* BEGIN Supplied information *

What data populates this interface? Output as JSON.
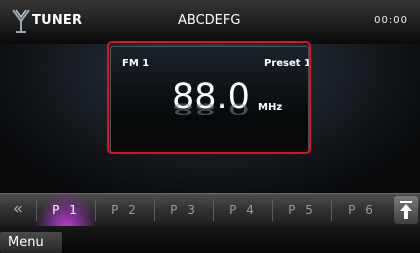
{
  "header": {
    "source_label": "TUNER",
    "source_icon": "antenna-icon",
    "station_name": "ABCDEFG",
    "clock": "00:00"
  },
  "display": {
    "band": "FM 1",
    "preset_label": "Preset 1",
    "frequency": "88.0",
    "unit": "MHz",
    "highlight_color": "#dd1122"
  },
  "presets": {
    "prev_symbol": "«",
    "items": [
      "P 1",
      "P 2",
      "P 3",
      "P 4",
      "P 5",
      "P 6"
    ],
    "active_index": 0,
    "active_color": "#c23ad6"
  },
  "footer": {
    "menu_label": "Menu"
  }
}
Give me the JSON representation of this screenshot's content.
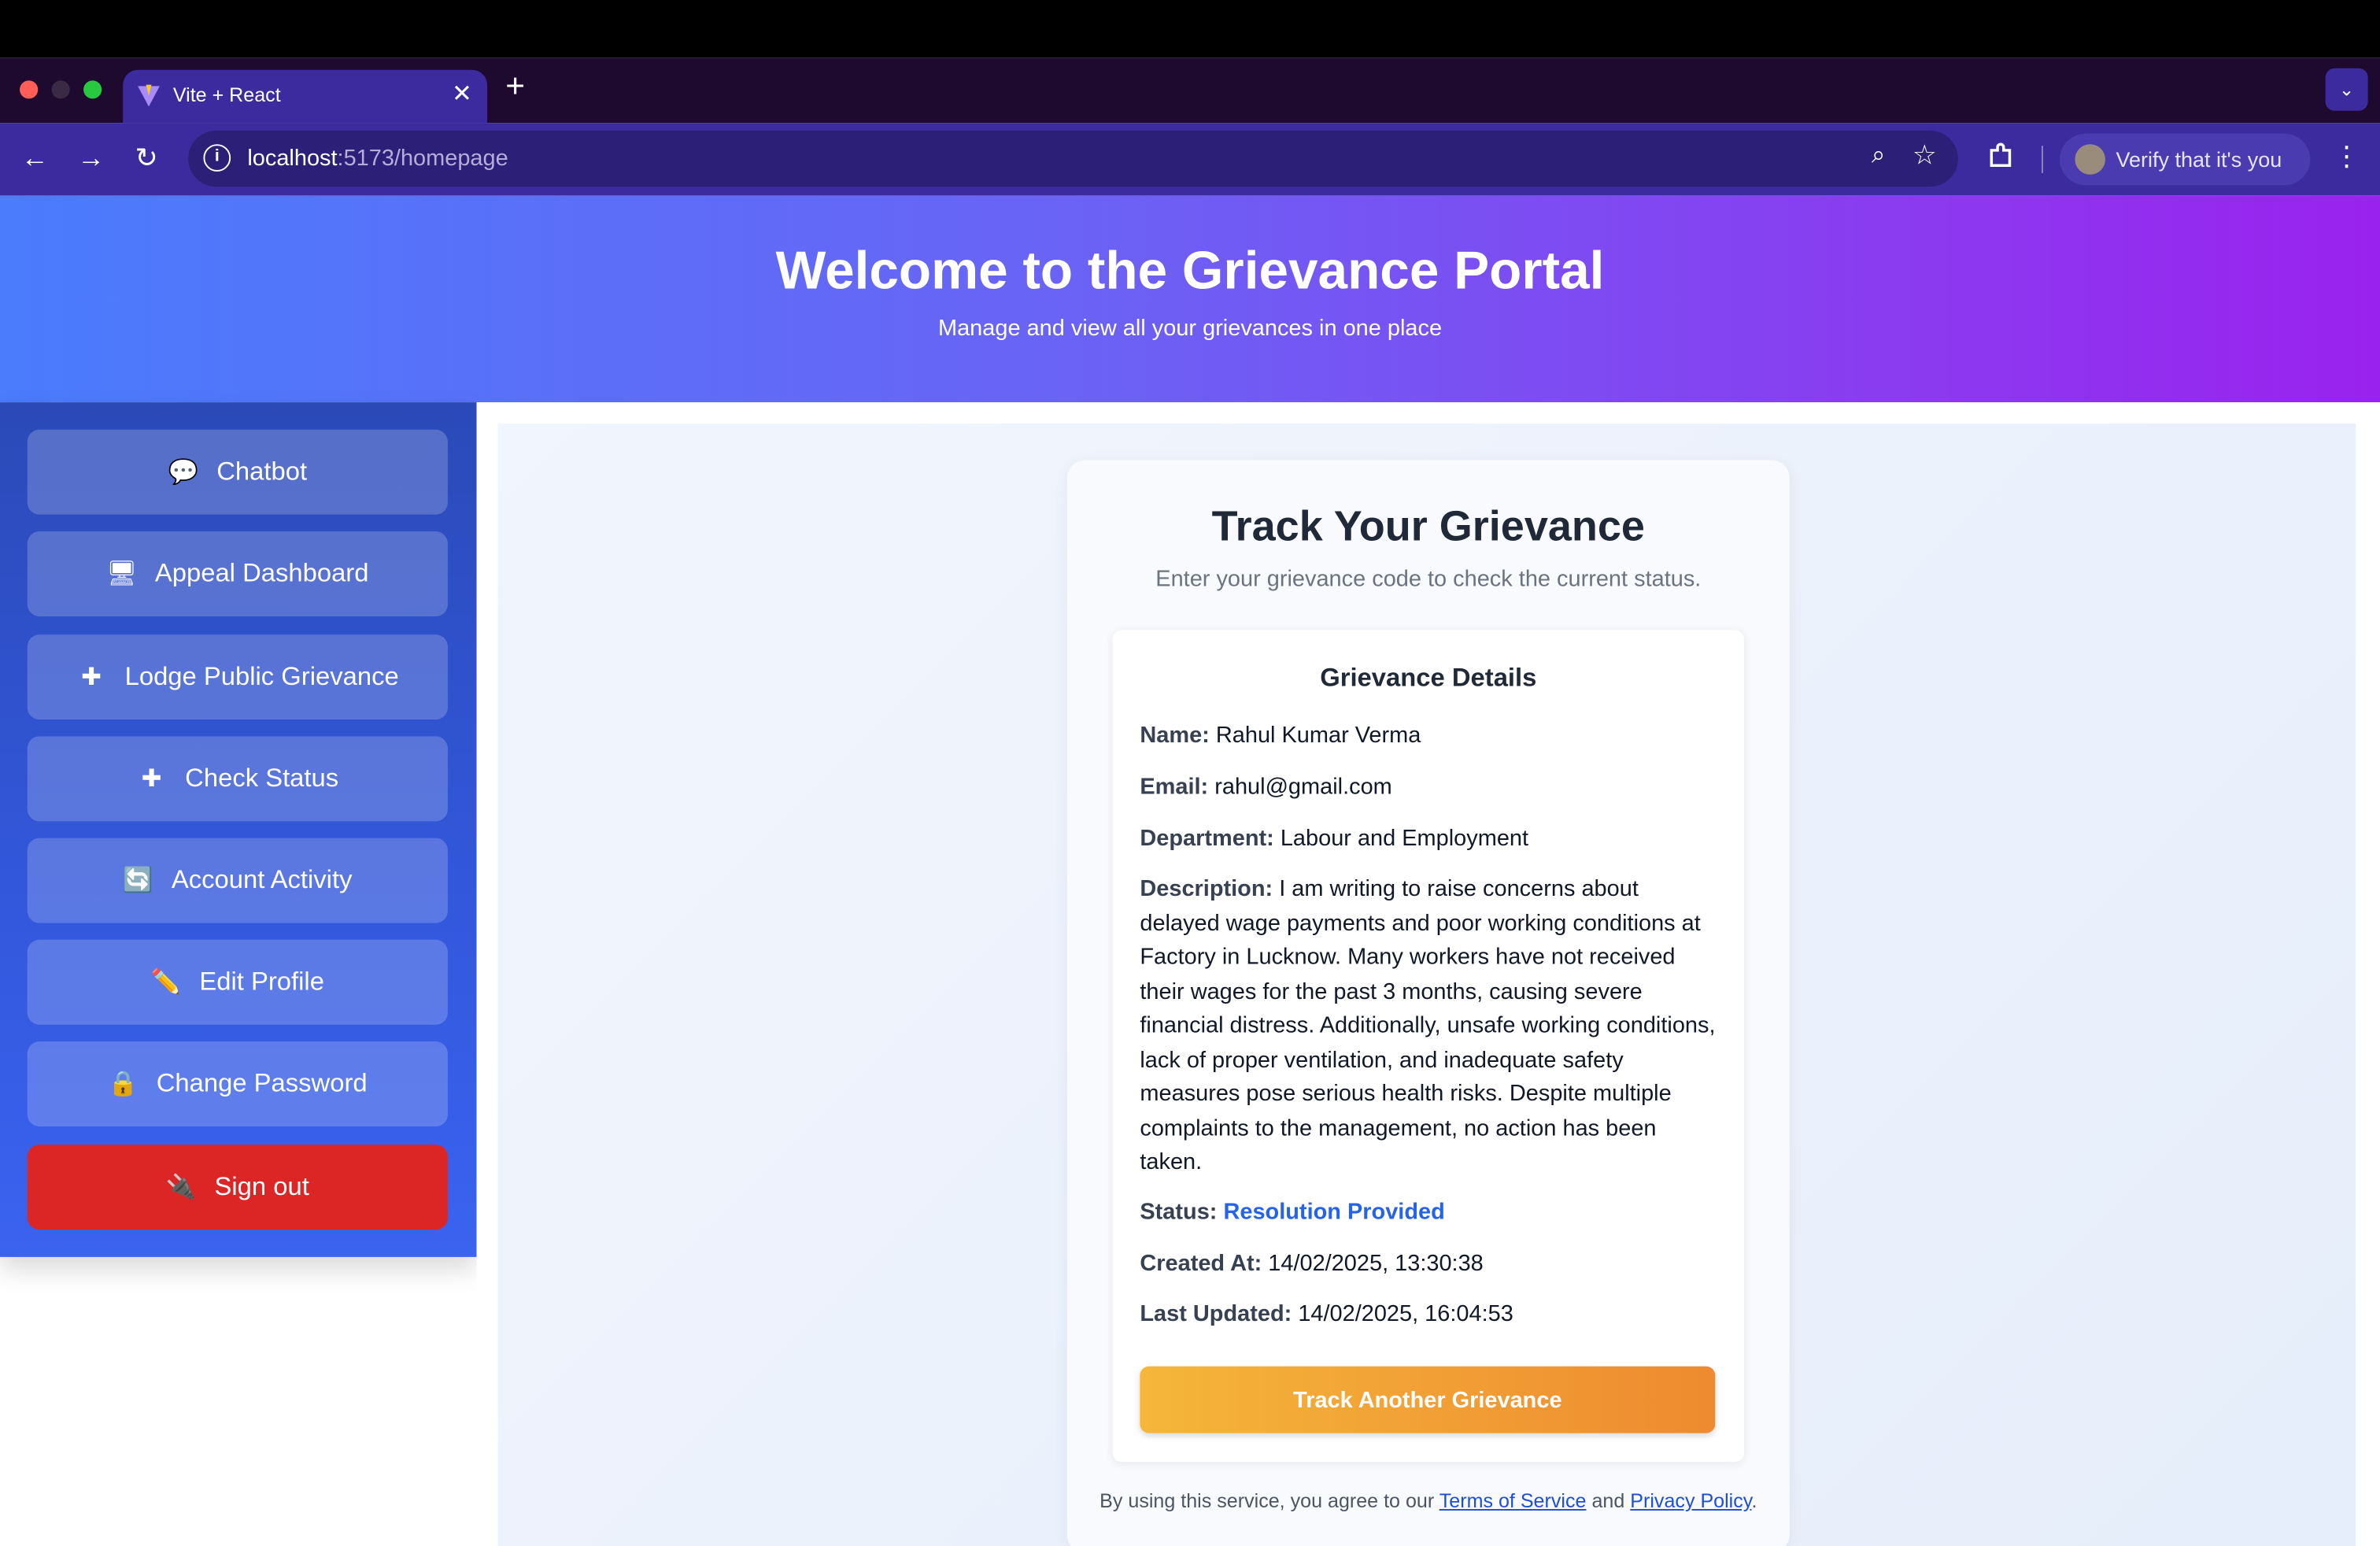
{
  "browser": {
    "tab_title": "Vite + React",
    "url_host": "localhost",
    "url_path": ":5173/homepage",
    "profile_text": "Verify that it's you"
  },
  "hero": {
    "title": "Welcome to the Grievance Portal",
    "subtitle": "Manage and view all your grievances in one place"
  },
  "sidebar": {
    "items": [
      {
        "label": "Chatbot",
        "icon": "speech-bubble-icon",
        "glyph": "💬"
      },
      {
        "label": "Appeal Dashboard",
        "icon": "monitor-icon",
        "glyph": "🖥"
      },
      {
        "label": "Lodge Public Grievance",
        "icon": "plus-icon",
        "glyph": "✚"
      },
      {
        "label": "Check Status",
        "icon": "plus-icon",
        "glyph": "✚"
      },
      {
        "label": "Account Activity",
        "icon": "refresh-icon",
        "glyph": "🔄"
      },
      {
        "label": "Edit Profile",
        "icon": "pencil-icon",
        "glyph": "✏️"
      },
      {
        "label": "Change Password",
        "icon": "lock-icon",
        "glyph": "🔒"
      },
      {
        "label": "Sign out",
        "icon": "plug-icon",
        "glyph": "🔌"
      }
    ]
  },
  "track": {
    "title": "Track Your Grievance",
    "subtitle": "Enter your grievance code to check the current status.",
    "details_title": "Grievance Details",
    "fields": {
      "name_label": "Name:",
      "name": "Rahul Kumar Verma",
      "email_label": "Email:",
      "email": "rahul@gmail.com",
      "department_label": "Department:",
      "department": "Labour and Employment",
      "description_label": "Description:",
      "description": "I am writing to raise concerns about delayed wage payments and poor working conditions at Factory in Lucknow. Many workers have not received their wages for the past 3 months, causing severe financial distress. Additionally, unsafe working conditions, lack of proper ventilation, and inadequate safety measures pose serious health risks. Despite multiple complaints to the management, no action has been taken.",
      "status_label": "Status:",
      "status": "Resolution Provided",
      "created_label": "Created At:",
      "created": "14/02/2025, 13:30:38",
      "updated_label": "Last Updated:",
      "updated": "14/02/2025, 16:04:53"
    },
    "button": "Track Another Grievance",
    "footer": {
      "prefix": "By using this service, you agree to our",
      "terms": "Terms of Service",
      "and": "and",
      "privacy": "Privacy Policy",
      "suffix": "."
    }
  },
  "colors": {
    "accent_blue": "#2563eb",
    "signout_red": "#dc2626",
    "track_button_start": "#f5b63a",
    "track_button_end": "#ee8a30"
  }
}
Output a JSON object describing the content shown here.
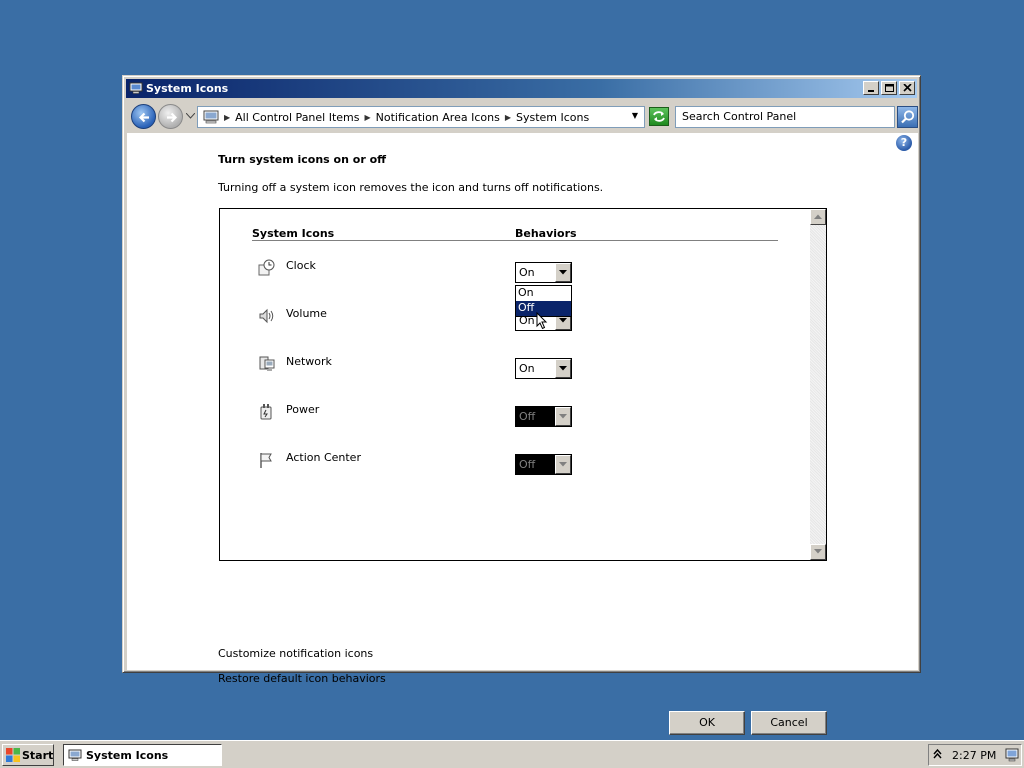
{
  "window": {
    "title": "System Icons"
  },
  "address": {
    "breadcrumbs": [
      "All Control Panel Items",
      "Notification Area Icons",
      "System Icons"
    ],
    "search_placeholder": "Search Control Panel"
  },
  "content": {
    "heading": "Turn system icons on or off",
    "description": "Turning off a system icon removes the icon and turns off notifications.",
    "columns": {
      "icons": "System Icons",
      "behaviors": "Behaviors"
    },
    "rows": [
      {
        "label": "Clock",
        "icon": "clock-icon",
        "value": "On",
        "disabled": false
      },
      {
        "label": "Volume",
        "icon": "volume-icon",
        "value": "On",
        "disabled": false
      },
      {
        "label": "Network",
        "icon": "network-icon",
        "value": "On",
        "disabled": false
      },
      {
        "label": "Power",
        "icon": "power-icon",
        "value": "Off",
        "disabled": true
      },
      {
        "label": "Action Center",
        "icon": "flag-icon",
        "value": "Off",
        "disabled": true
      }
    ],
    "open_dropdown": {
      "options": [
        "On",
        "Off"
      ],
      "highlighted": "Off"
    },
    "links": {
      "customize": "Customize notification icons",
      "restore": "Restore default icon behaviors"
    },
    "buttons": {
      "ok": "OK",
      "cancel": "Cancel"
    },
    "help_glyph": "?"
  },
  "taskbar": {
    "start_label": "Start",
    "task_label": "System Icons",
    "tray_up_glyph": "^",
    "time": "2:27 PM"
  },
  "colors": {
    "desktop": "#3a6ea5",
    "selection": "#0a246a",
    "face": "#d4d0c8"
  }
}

* END Supplied information *

• Task objective
With pictures omitted, copy exactly the lines from the one containing "Output a JSON" through the final line of the listing, both included.

• Exercise output
Output a JSON object describing the content shown here.
{
  "window": {
    "title": "System Icons"
  },
  "address": {
    "breadcrumbs": [
      "All Control Panel Items",
      "Notification Area Icons",
      "System Icons"
    ],
    "search_placeholder": "Search Control Panel"
  },
  "content": {
    "heading": "Turn system icons on or off",
    "description": "Turning off a system icon removes the icon and turns off notifications.",
    "columns": {
      "icons": "System Icons",
      "behaviors": "Behaviors"
    },
    "rows": [
      {
        "label": "Clock",
        "icon": "clock-icon",
        "value": "On",
        "disabled": false
      },
      {
        "label": "Volume",
        "icon": "volume-icon",
        "value": "On",
        "disabled": false
      },
      {
        "label": "Network",
        "icon": "network-icon",
        "value": "On",
        "disabled": false
      },
      {
        "label": "Power",
        "icon": "power-icon",
        "value": "Off",
        "disabled": true
      },
      {
        "label": "Action Center",
        "icon": "flag-icon",
        "value": "Off",
        "disabled": true
      }
    ],
    "open_dropdown": {
      "options": [
        "On",
        "Off"
      ],
      "highlighted": "Off"
    },
    "links": {
      "customize": "Customize notification icons",
      "restore": "Restore default icon behaviors"
    },
    "buttons": {
      "ok": "OK",
      "cancel": "Cancel"
    },
    "help_glyph": "?"
  },
  "taskbar": {
    "start_label": "Start",
    "task_label": "System Icons",
    "tray_up_glyph": "^",
    "time": "2:27 PM"
  },
  "colors": {
    "desktop": "#3a6ea5",
    "selection": "#0a246a",
    "face": "#d4d0c8"
  }
}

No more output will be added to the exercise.